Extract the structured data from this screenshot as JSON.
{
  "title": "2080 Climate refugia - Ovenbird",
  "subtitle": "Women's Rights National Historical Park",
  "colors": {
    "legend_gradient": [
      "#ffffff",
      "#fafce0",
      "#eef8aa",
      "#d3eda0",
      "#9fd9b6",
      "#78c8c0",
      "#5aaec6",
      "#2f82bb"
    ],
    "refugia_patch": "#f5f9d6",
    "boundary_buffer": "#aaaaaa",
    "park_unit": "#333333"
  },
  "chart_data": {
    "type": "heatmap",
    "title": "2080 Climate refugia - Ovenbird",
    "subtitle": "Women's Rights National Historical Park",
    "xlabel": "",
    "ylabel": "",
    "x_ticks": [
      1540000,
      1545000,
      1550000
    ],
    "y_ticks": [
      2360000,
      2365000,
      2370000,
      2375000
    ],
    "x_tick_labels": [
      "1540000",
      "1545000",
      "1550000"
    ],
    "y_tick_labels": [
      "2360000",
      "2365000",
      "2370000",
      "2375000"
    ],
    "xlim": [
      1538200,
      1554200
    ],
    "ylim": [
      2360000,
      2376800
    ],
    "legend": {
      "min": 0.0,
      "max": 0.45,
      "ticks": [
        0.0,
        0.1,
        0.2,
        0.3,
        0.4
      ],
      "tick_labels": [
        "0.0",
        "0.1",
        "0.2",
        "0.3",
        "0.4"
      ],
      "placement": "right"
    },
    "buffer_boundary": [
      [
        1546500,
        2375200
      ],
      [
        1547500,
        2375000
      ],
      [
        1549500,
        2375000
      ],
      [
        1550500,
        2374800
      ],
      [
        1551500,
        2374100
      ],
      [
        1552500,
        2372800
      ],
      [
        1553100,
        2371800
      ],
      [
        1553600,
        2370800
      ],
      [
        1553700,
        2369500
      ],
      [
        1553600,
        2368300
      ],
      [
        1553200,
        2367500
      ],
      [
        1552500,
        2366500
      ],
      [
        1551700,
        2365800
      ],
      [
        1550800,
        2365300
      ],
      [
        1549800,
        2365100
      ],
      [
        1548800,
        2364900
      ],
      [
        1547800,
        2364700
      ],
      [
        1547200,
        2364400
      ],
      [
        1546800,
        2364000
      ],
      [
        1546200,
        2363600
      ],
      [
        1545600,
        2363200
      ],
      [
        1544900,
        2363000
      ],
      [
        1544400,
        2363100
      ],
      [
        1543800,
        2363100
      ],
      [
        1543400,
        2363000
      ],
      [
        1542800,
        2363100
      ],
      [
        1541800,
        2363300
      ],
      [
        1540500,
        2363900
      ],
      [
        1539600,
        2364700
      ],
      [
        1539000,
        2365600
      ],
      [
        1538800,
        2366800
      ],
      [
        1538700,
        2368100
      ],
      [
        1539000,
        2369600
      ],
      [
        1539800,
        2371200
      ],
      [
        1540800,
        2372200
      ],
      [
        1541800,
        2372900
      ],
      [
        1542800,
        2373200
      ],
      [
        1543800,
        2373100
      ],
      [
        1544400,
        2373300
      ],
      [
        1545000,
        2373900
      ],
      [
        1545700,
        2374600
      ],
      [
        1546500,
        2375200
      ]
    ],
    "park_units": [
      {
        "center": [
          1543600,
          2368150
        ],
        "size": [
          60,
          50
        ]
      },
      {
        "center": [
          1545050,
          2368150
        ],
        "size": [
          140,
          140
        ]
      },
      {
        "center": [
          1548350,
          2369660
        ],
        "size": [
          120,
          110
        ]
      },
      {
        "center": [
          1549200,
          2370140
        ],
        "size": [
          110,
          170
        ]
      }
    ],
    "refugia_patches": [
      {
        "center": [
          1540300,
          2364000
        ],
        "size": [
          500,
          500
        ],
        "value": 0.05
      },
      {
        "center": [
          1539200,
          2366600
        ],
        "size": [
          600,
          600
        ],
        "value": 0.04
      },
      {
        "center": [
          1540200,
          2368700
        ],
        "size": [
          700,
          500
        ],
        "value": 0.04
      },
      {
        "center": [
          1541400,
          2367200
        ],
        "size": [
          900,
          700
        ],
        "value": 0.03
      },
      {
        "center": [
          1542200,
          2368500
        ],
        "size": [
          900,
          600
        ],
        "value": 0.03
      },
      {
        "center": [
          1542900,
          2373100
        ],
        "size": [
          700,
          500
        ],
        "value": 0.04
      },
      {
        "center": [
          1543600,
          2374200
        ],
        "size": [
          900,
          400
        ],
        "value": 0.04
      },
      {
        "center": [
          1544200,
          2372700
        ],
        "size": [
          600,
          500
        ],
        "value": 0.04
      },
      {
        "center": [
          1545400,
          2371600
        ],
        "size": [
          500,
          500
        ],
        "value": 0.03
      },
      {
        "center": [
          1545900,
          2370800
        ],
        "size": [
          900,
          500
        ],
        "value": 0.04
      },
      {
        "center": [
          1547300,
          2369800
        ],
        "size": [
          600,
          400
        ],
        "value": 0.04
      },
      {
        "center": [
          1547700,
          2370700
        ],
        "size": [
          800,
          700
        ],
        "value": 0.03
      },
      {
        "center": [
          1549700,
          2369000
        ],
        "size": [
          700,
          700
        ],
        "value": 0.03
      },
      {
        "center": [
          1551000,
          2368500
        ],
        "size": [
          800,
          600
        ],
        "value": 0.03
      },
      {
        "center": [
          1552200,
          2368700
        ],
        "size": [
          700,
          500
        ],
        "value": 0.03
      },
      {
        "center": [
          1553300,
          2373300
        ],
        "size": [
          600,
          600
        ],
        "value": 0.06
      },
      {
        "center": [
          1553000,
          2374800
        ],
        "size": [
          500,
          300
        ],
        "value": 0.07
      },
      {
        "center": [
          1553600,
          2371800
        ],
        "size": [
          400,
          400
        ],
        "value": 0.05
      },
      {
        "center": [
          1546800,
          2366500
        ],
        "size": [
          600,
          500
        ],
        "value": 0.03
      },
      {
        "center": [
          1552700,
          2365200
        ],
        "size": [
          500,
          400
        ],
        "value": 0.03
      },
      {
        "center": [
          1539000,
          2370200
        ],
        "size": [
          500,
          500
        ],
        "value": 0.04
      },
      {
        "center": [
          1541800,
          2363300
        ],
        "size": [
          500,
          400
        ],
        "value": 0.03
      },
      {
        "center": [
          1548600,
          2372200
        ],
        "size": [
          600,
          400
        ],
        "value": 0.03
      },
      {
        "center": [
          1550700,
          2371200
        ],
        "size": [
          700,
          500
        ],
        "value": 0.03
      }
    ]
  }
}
------------------------------------------------------------------------
** REQUEST **
Every entry above needs to be quoted exactly.

** REPLY **
Extract the structured data from this screenshot as JSON.
{
  "title": "2080 Climate refugia - Ovenbird",
  "subtitle": "Women's Rights National Historical Park",
  "colors": {
    "legend_gradient": [
      "#ffffff",
      "#fafce0",
      "#eef8aa",
      "#d3eda0",
      "#9fd9b6",
      "#78c8c0",
      "#5aaec6",
      "#2f82bb"
    ],
    "refugia_patch": "#f5f9d6",
    "boundary_buffer": "#aaaaaa",
    "park_unit": "#333333"
  },
  "chart_data": {
    "type": "heatmap",
    "title": "2080 Climate refugia - Ovenbird",
    "subtitle": "Women's Rights National Historical Park",
    "xlabel": "",
    "ylabel": "",
    "x_ticks": [
      1540000,
      1545000,
      1550000
    ],
    "y_ticks": [
      2360000,
      2365000,
      2370000,
      2375000
    ],
    "x_tick_labels": [
      "1540000",
      "1545000",
      "1550000"
    ],
    "y_tick_labels": [
      "2360000",
      "2365000",
      "2370000",
      "2375000"
    ],
    "xlim": [
      1538200,
      1554200
    ],
    "ylim": [
      2360000,
      2376800
    ],
    "legend": {
      "min": 0.0,
      "max": 0.45,
      "ticks": [
        0.0,
        0.1,
        0.2,
        0.3,
        0.4
      ],
      "tick_labels": [
        "0.0",
        "0.1",
        "0.2",
        "0.3",
        "0.4"
      ],
      "placement": "right"
    },
    "buffer_boundary": [
      [
        1546500,
        2375200
      ],
      [
        1547500,
        2375000
      ],
      [
        1549500,
        2375000
      ],
      [
        1550500,
        2374800
      ],
      [
        1551500,
        2374100
      ],
      [
        1552500,
        2372800
      ],
      [
        1553100,
        2371800
      ],
      [
        1553600,
        2370800
      ],
      [
        1553700,
        2369500
      ],
      [
        1553600,
        2368300
      ],
      [
        1553200,
        2367500
      ],
      [
        1552500,
        2366500
      ],
      [
        1551700,
        2365800
      ],
      [
        1550800,
        2365300
      ],
      [
        1549800,
        2365100
      ],
      [
        1548800,
        2364900
      ],
      [
        1547800,
        2364700
      ],
      [
        1547200,
        2364400
      ],
      [
        1546800,
        2364000
      ],
      [
        1546200,
        2363600
      ],
      [
        1545600,
        2363200
      ],
      [
        1544900,
        2363000
      ],
      [
        1544400,
        2363100
      ],
      [
        1543800,
        2363100
      ],
      [
        1543400,
        2363000
      ],
      [
        1542800,
        2363100
      ],
      [
        1541800,
        2363300
      ],
      [
        1540500,
        2363900
      ],
      [
        1539600,
        2364700
      ],
      [
        1539000,
        2365600
      ],
      [
        1538800,
        2366800
      ],
      [
        1538700,
        2368100
      ],
      [
        1539000,
        2369600
      ],
      [
        1539800,
        2371200
      ],
      [
        1540800,
        2372200
      ],
      [
        1541800,
        2372900
      ],
      [
        1542800,
        2373200
      ],
      [
        1543800,
        2373100
      ],
      [
        1544400,
        2373300
      ],
      [
        1545000,
        2373900
      ],
      [
        1545700,
        2374600
      ],
      [
        1546500,
        2375200
      ]
    ],
    "park_units": [
      {
        "center": [
          1543600,
          2368150
        ],
        "size": [
          60,
          50
        ]
      },
      {
        "center": [
          1545050,
          2368150
        ],
        "size": [
          140,
          140
        ]
      },
      {
        "center": [
          1548350,
          2369660
        ],
        "size": [
          120,
          110
        ]
      },
      {
        "center": [
          1549200,
          2370140
        ],
        "size": [
          110,
          170
        ]
      }
    ],
    "refugia_patches": [
      {
        "center": [
          1540300,
          2364000
        ],
        "size": [
          500,
          500
        ],
        "value": 0.05
      },
      {
        "center": [
          1539200,
          2366600
        ],
        "size": [
          600,
          600
        ],
        "value": 0.04
      },
      {
        "center": [
          1540200,
          2368700
        ],
        "size": [
          700,
          500
        ],
        "value": 0.04
      },
      {
        "center": [
          1541400,
          2367200
        ],
        "size": [
          900,
          700
        ],
        "value": 0.03
      },
      {
        "center": [
          1542200,
          2368500
        ],
        "size": [
          900,
          600
        ],
        "value": 0.03
      },
      {
        "center": [
          1542900,
          2373100
        ],
        "size": [
          700,
          500
        ],
        "value": 0.04
      },
      {
        "center": [
          1543600,
          2374200
        ],
        "size": [
          900,
          400
        ],
        "value": 0.04
      },
      {
        "center": [
          1544200,
          2372700
        ],
        "size": [
          600,
          500
        ],
        "value": 0.04
      },
      {
        "center": [
          1545400,
          2371600
        ],
        "size": [
          500,
          500
        ],
        "value": 0.03
      },
      {
        "center": [
          1545900,
          2370800
        ],
        "size": [
          900,
          500
        ],
        "value": 0.04
      },
      {
        "center": [
          1547300,
          2369800
        ],
        "size": [
          600,
          400
        ],
        "value": 0.04
      },
      {
        "center": [
          1547700,
          2370700
        ],
        "size": [
          800,
          700
        ],
        "value": 0.03
      },
      {
        "center": [
          1549700,
          2369000
        ],
        "size": [
          700,
          700
        ],
        "value": 0.03
      },
      {
        "center": [
          1551000,
          2368500
        ],
        "size": [
          800,
          600
        ],
        "value": 0.03
      },
      {
        "center": [
          1552200,
          2368700
        ],
        "size": [
          700,
          500
        ],
        "value": 0.03
      },
      {
        "center": [
          1553300,
          2373300
        ],
        "size": [
          600,
          600
        ],
        "value": 0.06
      },
      {
        "center": [
          1553000,
          2374800
        ],
        "size": [
          500,
          300
        ],
        "value": 0.07
      },
      {
        "center": [
          1553600,
          2371800
        ],
        "size": [
          400,
          400
        ],
        "value": 0.05
      },
      {
        "center": [
          1546800,
          2366500
        ],
        "size": [
          600,
          500
        ],
        "value": 0.03
      },
      {
        "center": [
          1552700,
          2365200
        ],
        "size": [
          500,
          400
        ],
        "value": 0.03
      },
      {
        "center": [
          1539000,
          2370200
        ],
        "size": [
          500,
          500
        ],
        "value": 0.04
      },
      {
        "center": [
          1541800,
          2363300
        ],
        "size": [
          500,
          400
        ],
        "value": 0.03
      },
      {
        "center": [
          1548600,
          2372200
        ],
        "size": [
          600,
          400
        ],
        "value": 0.03
      },
      {
        "center": [
          1550700,
          2371200
        ],
        "size": [
          700,
          500
        ],
        "value": 0.03
      }
    ]
  }
}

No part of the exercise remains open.